**Data records:**
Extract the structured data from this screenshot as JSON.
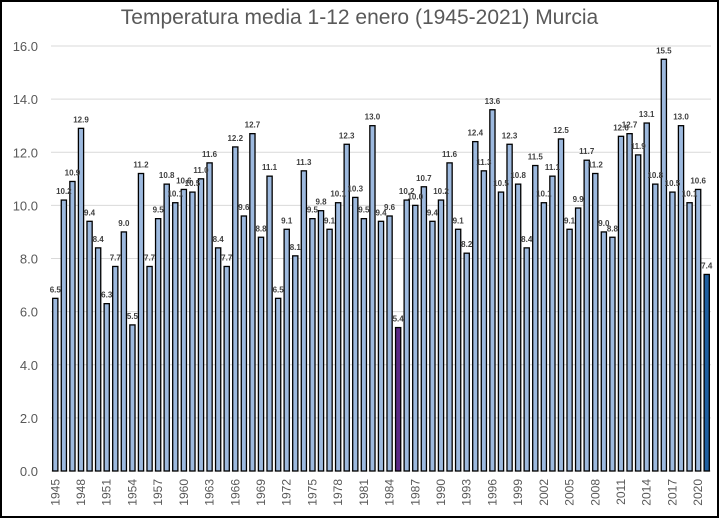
{
  "chart_data": {
    "type": "bar",
    "title": "Temperatura media 1-12 enero (1945-2021) Murcia",
    "xlabel": "",
    "ylabel": "",
    "ylim": [
      0,
      16
    ],
    "yticks": [
      "0.0",
      "2.0",
      "4.0",
      "6.0",
      "8.0",
      "10.0",
      "12.0",
      "14.0",
      "16.0"
    ],
    "ytick_values": [
      0,
      2,
      4,
      6,
      8,
      10,
      12,
      14,
      16
    ],
    "grid": true,
    "legend": "none",
    "categories": [
      1945,
      1946,
      1947,
      1948,
      1949,
      1950,
      1951,
      1952,
      1953,
      1954,
      1955,
      1956,
      1957,
      1958,
      1959,
      1960,
      1961,
      1962,
      1963,
      1964,
      1965,
      1966,
      1967,
      1968,
      1969,
      1970,
      1971,
      1972,
      1973,
      1974,
      1975,
      1976,
      1977,
      1978,
      1979,
      1980,
      1981,
      1982,
      1983,
      1984,
      1985,
      1986,
      1987,
      1988,
      1989,
      1990,
      1991,
      1992,
      1993,
      1994,
      1995,
      1996,
      1997,
      1998,
      1999,
      2000,
      2001,
      2002,
      2003,
      2004,
      2005,
      2006,
      2007,
      2008,
      2009,
      2010,
      2011,
      2012,
      2013,
      2014,
      2015,
      2016,
      2017,
      2018,
      2019,
      2020,
      2021
    ],
    "xtick_labels_shown": [
      "1945",
      "1948",
      "1951",
      "1954",
      "1957",
      "1960",
      "1963",
      "1966",
      "1969",
      "1972",
      "1975",
      "1978",
      "1981",
      "1984",
      "1987",
      "1990",
      "1993",
      "1996",
      "1999",
      "2002",
      "2005",
      "2008",
      "2011",
      "2014",
      "2017",
      "2020"
    ],
    "values": [
      6.5,
      10.2,
      10.9,
      12.9,
      9.4,
      8.4,
      6.3,
      7.7,
      9.0,
      5.5,
      11.2,
      7.7,
      9.5,
      10.8,
      10.1,
      10.6,
      10.5,
      11.0,
      11.6,
      8.4,
      7.7,
      12.2,
      9.6,
      12.7,
      8.8,
      11.1,
      6.5,
      9.1,
      8.1,
      11.3,
      9.5,
      9.8,
      9.1,
      10.1,
      12.3,
      10.3,
      9.5,
      13.0,
      9.4,
      9.6,
      5.4,
      10.2,
      10.0,
      10.7,
      9.4,
      10.2,
      11.6,
      9.1,
      8.2,
      12.4,
      11.3,
      13.6,
      10.5,
      12.3,
      10.8,
      8.4,
      11.5,
      10.1,
      11.1,
      12.5,
      9.1,
      9.9,
      11.7,
      11.2,
      9.0,
      8.8,
      12.6,
      12.7,
      11.9,
      13.1,
      10.8,
      15.5,
      10.5,
      13.0,
      10.1,
      10.6,
      7.4
    ],
    "colors": {
      "default_bar": "#9db9de",
      "highlight_min": "#5b2a86",
      "highlight_last": "#1f5fa0",
      "bar_border": "#000000",
      "gridline": "#d9d9d9",
      "text": "#595959"
    },
    "highlights": {
      "1985": "highlight_min",
      "2021": "highlight_last"
    }
  }
}
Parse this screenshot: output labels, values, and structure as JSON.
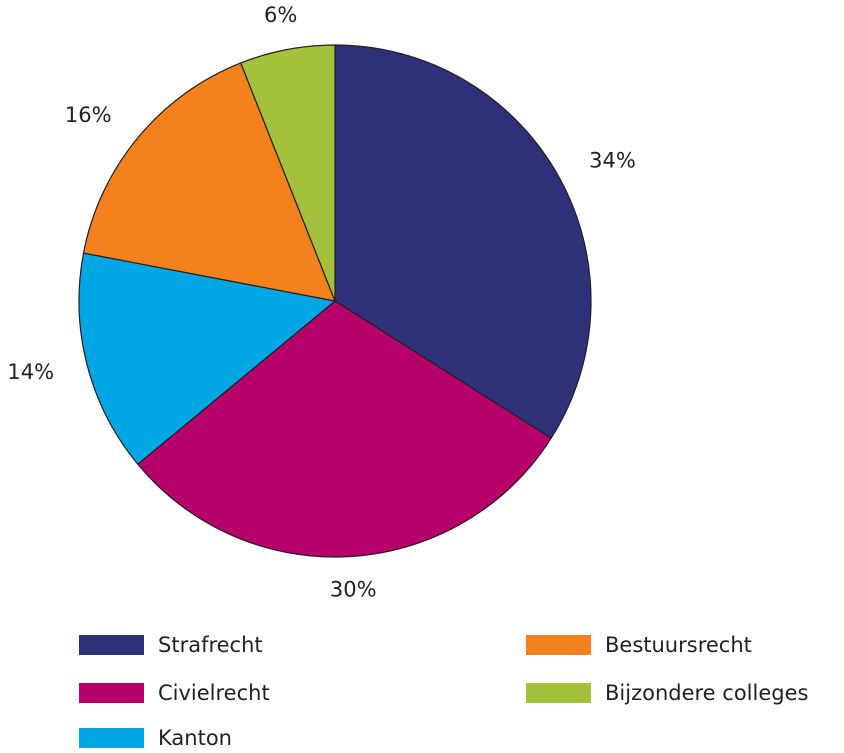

**Problem to solve:** Drop the images and repeat the data exactly.

**The reply:**
Extract the structured data from this screenshot as JSON.
{
  "chart_data": {
    "type": "bar",
    "title": "Temperatura media 1-12 enero (1945-2021) Murcia",
    "xlabel": "",
    "ylabel": "",
    "ylim": [
      0,
      16
    ],
    "yticks": [
      "0.0",
      "2.0",
      "4.0",
      "6.0",
      "8.0",
      "10.0",
      "12.0",
      "14.0",
      "16.0"
    ],
    "ytick_values": [
      0,
      2,
      4,
      6,
      8,
      10,
      12,
      14,
      16
    ],
    "grid": true,
    "legend": "none",
    "categories": [
      1945,
      1946,
      1947,
      1948,
      1949,
      1950,
      1951,
      1952,
      1953,
      1954,
      1955,
      1956,
      1957,
      1958,
      1959,
      1960,
      1961,
      1962,
      1963,
      1964,
      1965,
      1966,
      1967,
      1968,
      1969,
      1970,
      1971,
      1972,
      1973,
      1974,
      1975,
      1976,
      1977,
      1978,
      1979,
      1980,
      1981,
      1982,
      1983,
      1984,
      1985,
      1986,
      1987,
      1988,
      1989,
      1990,
      1991,
      1992,
      1993,
      1994,
      1995,
      1996,
      1997,
      1998,
      1999,
      2000,
      2001,
      2002,
      2003,
      2004,
      2005,
      2006,
      2007,
      2008,
      2009,
      2010,
      2011,
      2012,
      2013,
      2014,
      2015,
      2016,
      2017,
      2018,
      2019,
      2020,
      2021
    ],
    "xtick_labels_shown": [
      "1945",
      "1948",
      "1951",
      "1954",
      "1957",
      "1960",
      "1963",
      "1966",
      "1969",
      "1972",
      "1975",
      "1978",
      "1981",
      "1984",
      "1987",
      "1990",
      "1993",
      "1996",
      "1999",
      "2002",
      "2005",
      "2008",
      "2011",
      "2014",
      "2017",
      "2020"
    ],
    "values": [
      6.5,
      10.2,
      10.9,
      12.9,
      9.4,
      8.4,
      6.3,
      7.7,
      9.0,
      5.5,
      11.2,
      7.7,
      9.5,
      10.8,
      10.1,
      10.6,
      10.5,
      11.0,
      11.6,
      8.4,
      7.7,
      12.2,
      9.6,
      12.7,
      8.8,
      11.1,
      6.5,
      9.1,
      8.1,
      11.3,
      9.5,
      9.8,
      9.1,
      10.1,
      12.3,
      10.3,
      9.5,
      13.0,
      9.4,
      9.6,
      5.4,
      10.2,
      10.0,
      10.7,
      9.4,
      10.2,
      11.6,
      9.1,
      8.2,
      12.4,
      11.3,
      13.6,
      10.5,
      12.3,
      10.8,
      8.4,
      11.5,
      10.1,
      11.1,
      12.5,
      9.1,
      9.9,
      11.7,
      11.2,
      9.0,
      8.8,
      12.6,
      12.7,
      11.9,
      13.1,
      10.8,
      15.5,
      10.5,
      13.0,
      10.1,
      10.6,
      7.4
    ],
    "colors": {
      "default_bar": "#9db9de",
      "highlight_min": "#5b2a86",
      "highlight_last": "#1f5fa0",
      "bar_border": "#000000",
      "gridline": "#d9d9d9",
      "text": "#595959"
    },
    "highlights": {
      "1985": "highlight_min",
      "2021": "highlight_last"
    }
  }
}
Parse this screenshot: output labels, values, and structure as JSON.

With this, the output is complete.